BEGIN
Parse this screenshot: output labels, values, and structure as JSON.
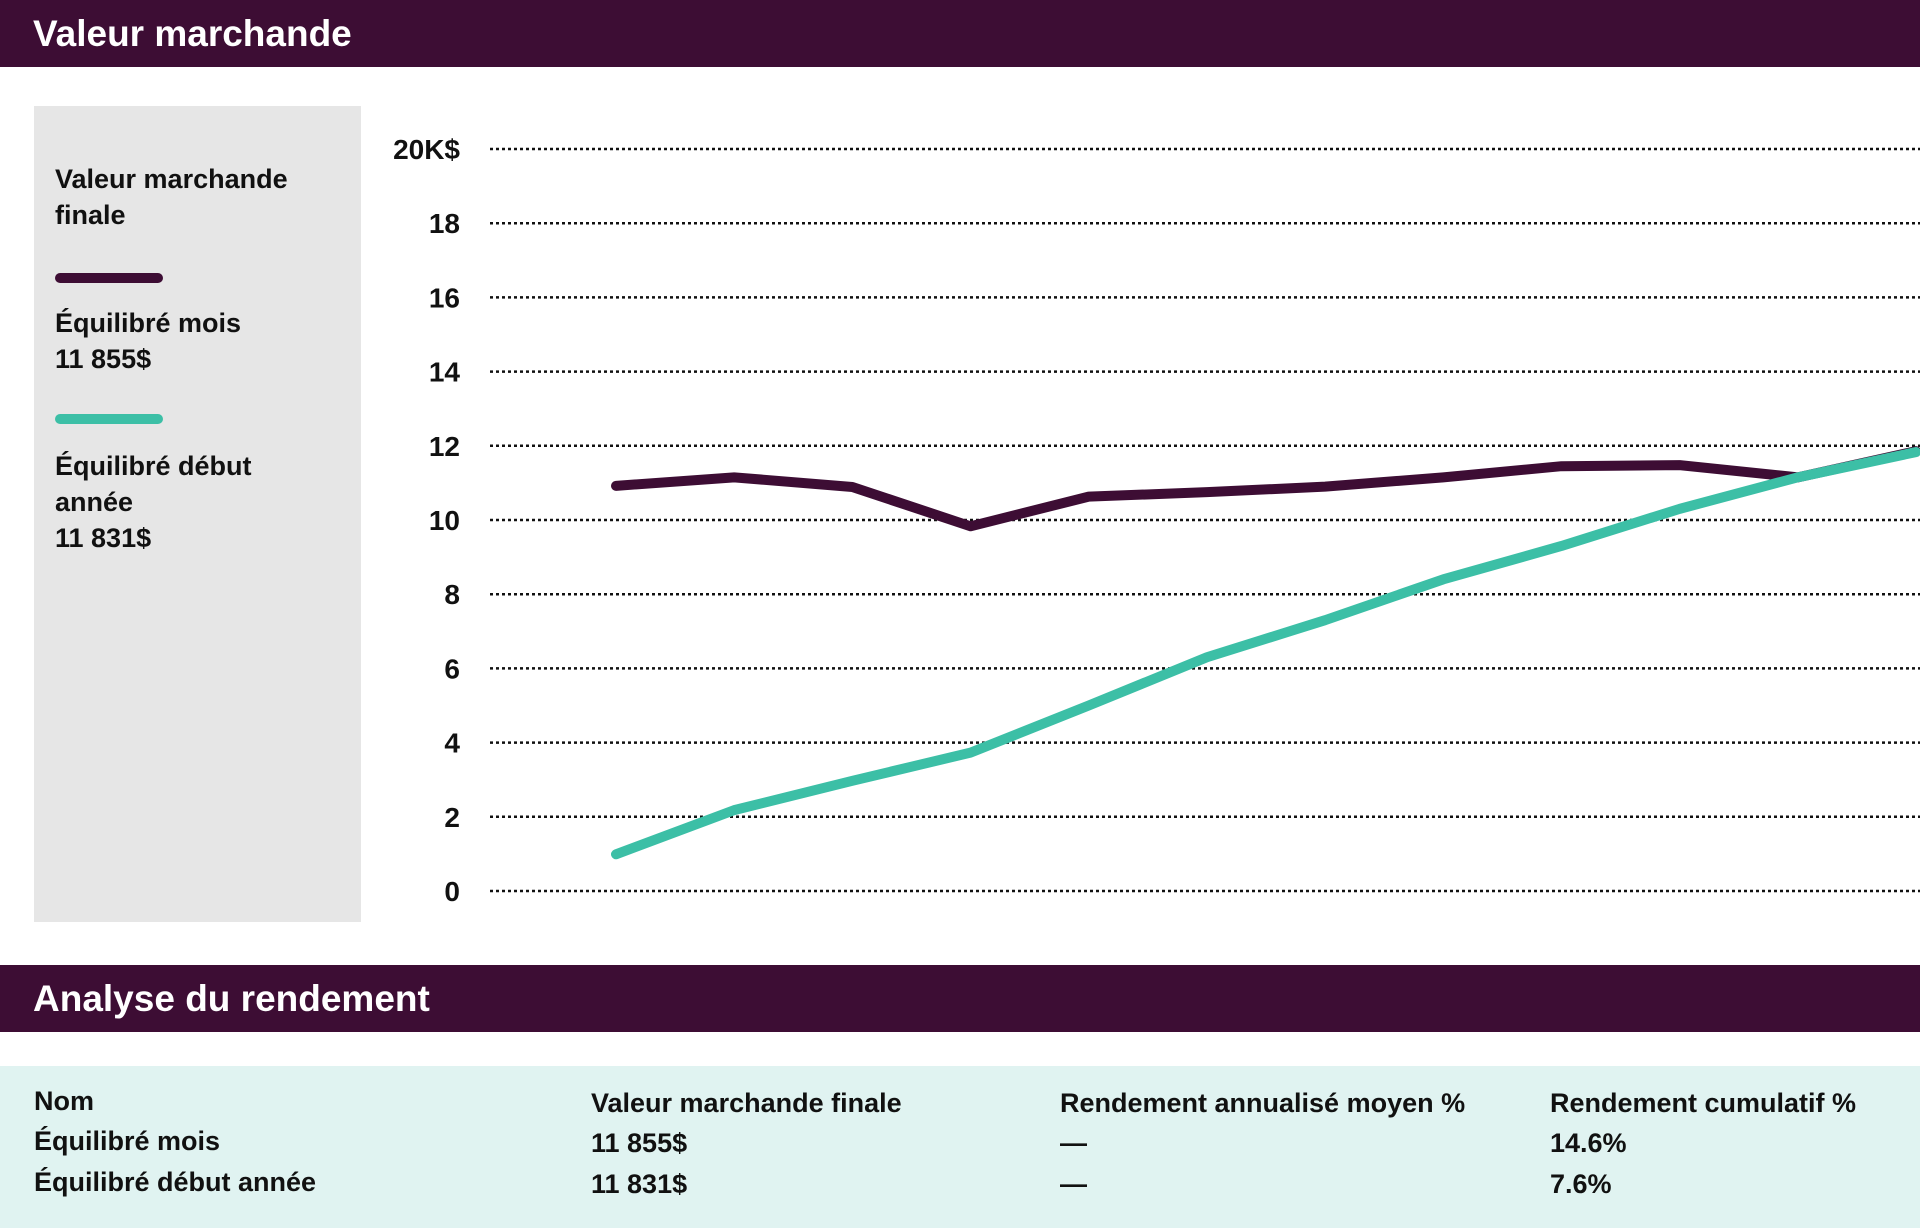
{
  "sections": {
    "market_value": "Valeur marchande",
    "performance": "Analyse du rendement"
  },
  "legend": {
    "title": "Valeur marchande finale",
    "items": [
      {
        "name": "Équilibré mois",
        "value": "11 855$",
        "color": "#3d0d34"
      },
      {
        "name_line1": "Équilibré début",
        "name_line2": "année",
        "value": "11 831$",
        "color": "#3cbfa6"
      }
    ]
  },
  "chart_data": {
    "type": "line",
    "title": "Valeur marchande",
    "ylabel": "",
    "xlabel": "",
    "ylim": [
      0,
      20
    ],
    "y_ticks": [
      "0",
      "2",
      "4",
      "6",
      "8",
      "10",
      "12",
      "14",
      "16",
      "18",
      "20K$"
    ],
    "x": [
      1,
      2,
      3,
      4,
      5,
      6,
      7,
      8,
      9,
      10,
      11,
      12
    ],
    "grid": true,
    "legend_position": "left",
    "series": [
      {
        "name": "Équilibré mois",
        "color": "#3d0d34",
        "values": [
          10.92,
          11.15,
          10.89,
          9.83,
          10.63,
          10.75,
          10.9,
          11.15,
          11.45,
          11.48,
          11.15,
          11.855
        ]
      },
      {
        "name": "Équilibré début année",
        "color": "#3cbfa6",
        "values": [
          0.99,
          2.18,
          2.97,
          3.73,
          5.0,
          6.3,
          7.3,
          8.4,
          9.3,
          10.3,
          11.15,
          11.831
        ]
      }
    ]
  },
  "table": {
    "headers": [
      "Nom",
      "Valeur marchande finale",
      "Rendement annualisé moyen %",
      "Rendement cumulatif %"
    ],
    "rows": [
      [
        "Équilibré mois",
        "11 855$",
        "—",
        "14.6%"
      ],
      [
        "Équilibré début année",
        "11 831$",
        "—",
        "7.6%"
      ]
    ]
  }
}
END
From the listing above, find the number of lines with the word "title" in them. Answer with the number only.

## Full solution
2